Layout annotation data:

•••

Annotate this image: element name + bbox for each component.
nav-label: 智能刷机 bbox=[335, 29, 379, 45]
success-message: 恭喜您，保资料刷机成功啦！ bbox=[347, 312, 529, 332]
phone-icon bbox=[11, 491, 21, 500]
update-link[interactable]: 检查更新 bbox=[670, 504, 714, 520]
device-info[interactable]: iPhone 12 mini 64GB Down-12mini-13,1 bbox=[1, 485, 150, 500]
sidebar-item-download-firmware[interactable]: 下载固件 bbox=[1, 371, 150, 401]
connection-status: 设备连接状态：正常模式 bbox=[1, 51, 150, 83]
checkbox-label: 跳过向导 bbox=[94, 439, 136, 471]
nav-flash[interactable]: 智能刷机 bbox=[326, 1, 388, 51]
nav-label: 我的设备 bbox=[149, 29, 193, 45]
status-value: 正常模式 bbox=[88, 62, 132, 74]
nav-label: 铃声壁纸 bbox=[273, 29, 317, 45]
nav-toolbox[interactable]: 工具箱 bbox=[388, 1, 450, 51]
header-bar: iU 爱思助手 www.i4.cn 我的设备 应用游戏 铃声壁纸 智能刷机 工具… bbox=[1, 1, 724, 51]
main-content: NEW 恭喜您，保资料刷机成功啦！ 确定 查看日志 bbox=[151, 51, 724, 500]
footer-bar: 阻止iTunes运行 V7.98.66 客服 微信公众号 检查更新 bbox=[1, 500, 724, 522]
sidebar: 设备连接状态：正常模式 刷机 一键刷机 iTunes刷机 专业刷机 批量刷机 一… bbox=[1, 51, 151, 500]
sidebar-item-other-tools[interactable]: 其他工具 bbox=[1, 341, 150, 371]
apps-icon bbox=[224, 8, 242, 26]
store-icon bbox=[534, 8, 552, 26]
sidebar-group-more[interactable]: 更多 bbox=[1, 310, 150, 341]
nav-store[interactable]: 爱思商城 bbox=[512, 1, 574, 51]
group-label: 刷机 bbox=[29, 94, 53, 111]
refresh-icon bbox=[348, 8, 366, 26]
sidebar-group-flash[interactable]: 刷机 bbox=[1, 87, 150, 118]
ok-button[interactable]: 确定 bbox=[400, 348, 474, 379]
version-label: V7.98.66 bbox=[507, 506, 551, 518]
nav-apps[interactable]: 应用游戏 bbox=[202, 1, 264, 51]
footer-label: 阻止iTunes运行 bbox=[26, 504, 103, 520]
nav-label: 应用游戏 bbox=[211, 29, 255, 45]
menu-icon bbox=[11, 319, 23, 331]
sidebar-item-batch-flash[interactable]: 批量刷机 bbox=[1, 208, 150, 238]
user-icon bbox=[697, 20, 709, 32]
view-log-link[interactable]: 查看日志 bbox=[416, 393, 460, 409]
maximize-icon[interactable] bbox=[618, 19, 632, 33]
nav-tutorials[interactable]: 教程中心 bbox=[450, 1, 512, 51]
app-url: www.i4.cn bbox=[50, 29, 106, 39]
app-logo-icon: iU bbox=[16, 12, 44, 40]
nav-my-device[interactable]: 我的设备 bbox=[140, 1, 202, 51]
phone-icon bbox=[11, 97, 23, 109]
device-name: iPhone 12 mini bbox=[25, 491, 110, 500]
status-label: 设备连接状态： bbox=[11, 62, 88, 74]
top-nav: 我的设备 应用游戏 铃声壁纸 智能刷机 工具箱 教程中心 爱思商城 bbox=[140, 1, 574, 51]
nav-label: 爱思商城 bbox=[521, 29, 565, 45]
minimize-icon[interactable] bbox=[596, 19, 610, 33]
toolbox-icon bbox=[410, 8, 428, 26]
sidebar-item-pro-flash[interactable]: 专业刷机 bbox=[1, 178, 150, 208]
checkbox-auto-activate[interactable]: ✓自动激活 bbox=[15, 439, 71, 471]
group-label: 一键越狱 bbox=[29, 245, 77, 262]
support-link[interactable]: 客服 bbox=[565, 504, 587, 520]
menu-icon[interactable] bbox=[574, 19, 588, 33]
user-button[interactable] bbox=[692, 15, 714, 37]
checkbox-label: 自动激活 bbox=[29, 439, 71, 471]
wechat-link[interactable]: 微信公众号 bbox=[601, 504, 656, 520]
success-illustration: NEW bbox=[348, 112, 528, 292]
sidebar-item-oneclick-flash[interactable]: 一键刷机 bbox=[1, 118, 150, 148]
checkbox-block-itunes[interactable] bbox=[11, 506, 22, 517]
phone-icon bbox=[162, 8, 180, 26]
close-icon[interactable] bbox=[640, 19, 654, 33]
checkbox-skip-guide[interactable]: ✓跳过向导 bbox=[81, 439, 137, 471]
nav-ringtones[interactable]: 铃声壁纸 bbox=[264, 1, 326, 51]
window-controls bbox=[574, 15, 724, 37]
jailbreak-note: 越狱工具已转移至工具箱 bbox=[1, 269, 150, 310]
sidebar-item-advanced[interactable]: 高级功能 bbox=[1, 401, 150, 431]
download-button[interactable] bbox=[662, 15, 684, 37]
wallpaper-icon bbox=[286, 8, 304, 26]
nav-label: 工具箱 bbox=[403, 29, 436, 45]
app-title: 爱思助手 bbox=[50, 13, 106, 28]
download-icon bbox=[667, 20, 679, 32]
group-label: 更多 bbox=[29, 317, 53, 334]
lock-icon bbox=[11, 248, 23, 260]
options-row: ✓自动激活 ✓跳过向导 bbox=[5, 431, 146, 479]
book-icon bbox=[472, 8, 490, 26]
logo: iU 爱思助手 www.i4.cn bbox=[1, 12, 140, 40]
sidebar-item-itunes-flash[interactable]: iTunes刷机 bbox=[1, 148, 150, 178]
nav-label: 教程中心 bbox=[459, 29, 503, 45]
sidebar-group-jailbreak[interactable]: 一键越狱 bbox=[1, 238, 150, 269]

•••

▸ **Task to carry out**:
Can you copy the records unchanged, starting at their first line and ending at the line containing "connection-status: 设备连接状态：正常模式 bbox=[1, 51, 150, 83]", with both lines included?

▸ **Task response**:
Annotate this image: element name + bbox for each component.
nav-label: 智能刷机 bbox=[335, 29, 379, 45]
success-message: 恭喜您，保资料刷机成功啦！ bbox=[347, 312, 529, 332]
phone-icon bbox=[11, 491, 21, 500]
update-link[interactable]: 检查更新 bbox=[670, 504, 714, 520]
device-info[interactable]: iPhone 12 mini 64GB Down-12mini-13,1 bbox=[1, 485, 150, 500]
sidebar-item-download-firmware[interactable]: 下载固件 bbox=[1, 371, 150, 401]
connection-status: 设备连接状态：正常模式 bbox=[1, 51, 150, 83]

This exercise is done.